- TASK DIRECTIONS: Return the full material exactly.

- MATERIAL FOR THE TASK:
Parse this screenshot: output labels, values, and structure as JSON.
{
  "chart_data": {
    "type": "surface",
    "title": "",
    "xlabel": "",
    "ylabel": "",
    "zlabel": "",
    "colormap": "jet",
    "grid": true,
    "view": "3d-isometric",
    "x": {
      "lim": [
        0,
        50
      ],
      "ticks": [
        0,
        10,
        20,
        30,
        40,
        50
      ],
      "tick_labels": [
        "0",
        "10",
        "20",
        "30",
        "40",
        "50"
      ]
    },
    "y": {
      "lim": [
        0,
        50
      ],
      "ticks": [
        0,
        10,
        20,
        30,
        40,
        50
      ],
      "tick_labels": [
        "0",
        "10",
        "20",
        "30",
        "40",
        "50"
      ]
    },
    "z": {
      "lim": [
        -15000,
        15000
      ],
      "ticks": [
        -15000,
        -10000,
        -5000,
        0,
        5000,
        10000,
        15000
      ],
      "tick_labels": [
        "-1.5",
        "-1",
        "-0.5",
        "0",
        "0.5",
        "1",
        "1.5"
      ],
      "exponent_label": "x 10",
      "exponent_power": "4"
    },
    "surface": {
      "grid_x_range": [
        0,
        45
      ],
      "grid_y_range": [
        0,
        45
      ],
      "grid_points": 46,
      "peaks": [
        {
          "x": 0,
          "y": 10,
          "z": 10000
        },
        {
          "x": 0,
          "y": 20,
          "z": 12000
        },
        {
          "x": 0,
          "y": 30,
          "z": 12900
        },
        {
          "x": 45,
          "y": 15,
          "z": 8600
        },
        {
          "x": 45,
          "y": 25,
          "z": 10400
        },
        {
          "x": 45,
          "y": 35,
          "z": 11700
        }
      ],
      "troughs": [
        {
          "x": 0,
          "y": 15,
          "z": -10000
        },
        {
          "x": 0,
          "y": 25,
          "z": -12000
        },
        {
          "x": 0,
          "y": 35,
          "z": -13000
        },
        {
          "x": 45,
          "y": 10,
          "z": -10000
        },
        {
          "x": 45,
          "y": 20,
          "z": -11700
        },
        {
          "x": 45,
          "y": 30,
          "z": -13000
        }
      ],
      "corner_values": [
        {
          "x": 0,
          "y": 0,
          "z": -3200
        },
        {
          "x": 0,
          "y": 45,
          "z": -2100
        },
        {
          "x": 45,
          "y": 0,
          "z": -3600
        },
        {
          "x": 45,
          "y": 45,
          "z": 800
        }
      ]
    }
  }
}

- EXERCISE SOLUTION:
Parse this screenshot: output labels, values, and structure as JSON.
{
  "chart_data": {
    "type": "surface",
    "title": "",
    "xlabel": "",
    "ylabel": "",
    "zlabel": "",
    "colormap": "jet",
    "grid": true,
    "view": "3d-isometric",
    "x": {
      "lim": [
        0,
        50
      ],
      "ticks": [
        0,
        10,
        20,
        30,
        40,
        50
      ],
      "tick_labels": [
        "0",
        "10",
        "20",
        "30",
        "40",
        "50"
      ]
    },
    "y": {
      "lim": [
        0,
        50
      ],
      "ticks": [
        0,
        10,
        20,
        30,
        40,
        50
      ],
      "tick_labels": [
        "0",
        "10",
        "20",
        "30",
        "40",
        "50"
      ]
    },
    "z": {
      "lim": [
        -15000,
        15000
      ],
      "ticks": [
        -15000,
        -10000,
        -5000,
        0,
        5000,
        10000,
        15000
      ],
      "tick_labels": [
        "-1.5",
        "-1",
        "-0.5",
        "0",
        "0.5",
        "1",
        "1.5"
      ],
      "exponent_label": "x 10",
      "exponent_power": "4"
    },
    "surface": {
      "grid_x_range": [
        0,
        45
      ],
      "grid_y_range": [
        0,
        45
      ],
      "grid_points": 46,
      "peaks": [
        {
          "x": 0,
          "y": 10,
          "z": 10000
        },
        {
          "x": 0,
          "y": 20,
          "z": 12000
        },
        {
          "x": 0,
          "y": 30,
          "z": 12900
        },
        {
          "x": 45,
          "y": 15,
          "z": 8600
        },
        {
          "x": 45,
          "y": 25,
          "z": 10400
        },
        {
          "x": 45,
          "y": 35,
          "z": 11700
        }
      ],
      "troughs": [
        {
          "x": 0,
          "y": 15,
          "z": -10000
        },
        {
          "x": 0,
          "y": 25,
          "z": -12000
        },
        {
          "x": 0,
          "y": 35,
          "z": -13000
        },
        {
          "x": 45,
          "y": 10,
          "z": -10000
        },
        {
          "x": 45,
          "y": 20,
          "z": -11700
        },
        {
          "x": 45,
          "y": 30,
          "z": -13000
        }
      ],
      "corner_values": [
        {
          "x": 0,
          "y": 0,
          "z": -3200
        },
        {
          "x": 0,
          "y": 45,
          "z": -2100
        },
        {
          "x": 45,
          "y": 0,
          "z": -3600
        },
        {
          "x": 45,
          "y": 45,
          "z": 800
        }
      ]
    }
  }
}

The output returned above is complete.